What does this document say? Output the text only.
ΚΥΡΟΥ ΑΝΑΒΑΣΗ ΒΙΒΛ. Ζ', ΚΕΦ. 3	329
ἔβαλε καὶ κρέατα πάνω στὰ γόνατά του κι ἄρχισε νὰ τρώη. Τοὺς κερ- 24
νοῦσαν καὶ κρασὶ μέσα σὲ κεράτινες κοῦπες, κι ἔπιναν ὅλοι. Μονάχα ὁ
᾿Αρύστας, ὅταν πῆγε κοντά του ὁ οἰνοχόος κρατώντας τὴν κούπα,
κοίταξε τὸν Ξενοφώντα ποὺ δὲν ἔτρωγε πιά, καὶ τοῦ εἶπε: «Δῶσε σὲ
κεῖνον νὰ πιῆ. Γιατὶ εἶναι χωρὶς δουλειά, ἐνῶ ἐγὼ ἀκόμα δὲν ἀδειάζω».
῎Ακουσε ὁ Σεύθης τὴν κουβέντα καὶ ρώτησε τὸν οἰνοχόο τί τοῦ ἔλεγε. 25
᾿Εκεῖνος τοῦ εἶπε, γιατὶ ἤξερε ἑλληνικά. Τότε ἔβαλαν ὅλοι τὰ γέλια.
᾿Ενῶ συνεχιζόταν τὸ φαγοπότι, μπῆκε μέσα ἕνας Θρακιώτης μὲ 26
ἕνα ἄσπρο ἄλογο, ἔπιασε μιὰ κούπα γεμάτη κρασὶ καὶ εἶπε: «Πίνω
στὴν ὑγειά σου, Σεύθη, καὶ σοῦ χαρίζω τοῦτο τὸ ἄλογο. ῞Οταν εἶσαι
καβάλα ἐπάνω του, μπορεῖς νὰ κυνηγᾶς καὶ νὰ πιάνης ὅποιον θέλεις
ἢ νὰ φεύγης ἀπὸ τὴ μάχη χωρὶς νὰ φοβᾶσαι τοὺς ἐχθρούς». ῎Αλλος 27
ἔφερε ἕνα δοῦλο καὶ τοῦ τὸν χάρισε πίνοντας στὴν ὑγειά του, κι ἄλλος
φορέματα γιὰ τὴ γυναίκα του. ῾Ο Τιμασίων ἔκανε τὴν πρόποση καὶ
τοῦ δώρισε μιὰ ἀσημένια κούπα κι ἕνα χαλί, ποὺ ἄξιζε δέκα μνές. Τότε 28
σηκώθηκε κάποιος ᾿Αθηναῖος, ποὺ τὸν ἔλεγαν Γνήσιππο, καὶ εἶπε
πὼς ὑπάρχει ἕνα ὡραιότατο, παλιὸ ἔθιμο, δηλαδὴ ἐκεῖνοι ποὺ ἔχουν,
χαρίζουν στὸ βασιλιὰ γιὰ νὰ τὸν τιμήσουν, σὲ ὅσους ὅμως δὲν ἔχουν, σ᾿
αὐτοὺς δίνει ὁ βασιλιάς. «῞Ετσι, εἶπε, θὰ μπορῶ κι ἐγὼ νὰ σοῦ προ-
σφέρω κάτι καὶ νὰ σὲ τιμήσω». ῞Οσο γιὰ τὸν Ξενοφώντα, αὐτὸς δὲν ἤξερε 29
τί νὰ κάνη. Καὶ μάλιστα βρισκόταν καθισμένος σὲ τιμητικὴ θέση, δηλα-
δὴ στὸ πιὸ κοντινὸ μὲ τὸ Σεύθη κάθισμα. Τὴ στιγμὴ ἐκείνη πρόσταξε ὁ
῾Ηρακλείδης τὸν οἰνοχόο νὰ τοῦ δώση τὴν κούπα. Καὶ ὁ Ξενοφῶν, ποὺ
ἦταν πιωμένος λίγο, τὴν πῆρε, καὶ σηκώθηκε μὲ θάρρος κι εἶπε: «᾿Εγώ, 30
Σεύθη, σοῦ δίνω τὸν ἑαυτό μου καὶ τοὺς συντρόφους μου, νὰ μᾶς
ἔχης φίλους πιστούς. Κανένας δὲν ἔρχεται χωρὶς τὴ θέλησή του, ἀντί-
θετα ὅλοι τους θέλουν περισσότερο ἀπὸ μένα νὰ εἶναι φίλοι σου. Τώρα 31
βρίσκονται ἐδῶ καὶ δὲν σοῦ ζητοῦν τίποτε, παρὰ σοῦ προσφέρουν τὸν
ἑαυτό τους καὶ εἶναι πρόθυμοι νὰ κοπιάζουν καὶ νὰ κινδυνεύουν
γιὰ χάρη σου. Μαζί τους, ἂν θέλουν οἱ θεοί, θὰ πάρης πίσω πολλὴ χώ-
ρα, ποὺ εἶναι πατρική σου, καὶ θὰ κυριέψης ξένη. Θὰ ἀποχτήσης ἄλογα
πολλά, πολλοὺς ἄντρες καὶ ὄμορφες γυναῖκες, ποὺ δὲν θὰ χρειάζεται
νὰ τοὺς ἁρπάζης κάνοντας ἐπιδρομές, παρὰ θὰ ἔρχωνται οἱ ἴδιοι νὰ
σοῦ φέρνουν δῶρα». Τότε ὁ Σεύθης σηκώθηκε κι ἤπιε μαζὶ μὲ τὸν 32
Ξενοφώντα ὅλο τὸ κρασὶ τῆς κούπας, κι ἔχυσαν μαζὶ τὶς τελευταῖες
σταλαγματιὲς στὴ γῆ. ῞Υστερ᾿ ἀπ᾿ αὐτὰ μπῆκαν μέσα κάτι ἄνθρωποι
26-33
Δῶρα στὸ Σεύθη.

## EXERCISE DIRECTIONS
Copy each line of the preceding data that contains the string "θέλουν".

## SOLUTION TO THIS TASK
θετα ὅλοι τους θέλουν περισσότερο ἀπὸ μένα νὰ εἶναι φίλοι σου. Τώρα 31
γιὰ χάρη σου. Μαζί τους, ἂν θέλουν οἱ θεοί, θὰ πάρης πίσω πολλὴ χώ-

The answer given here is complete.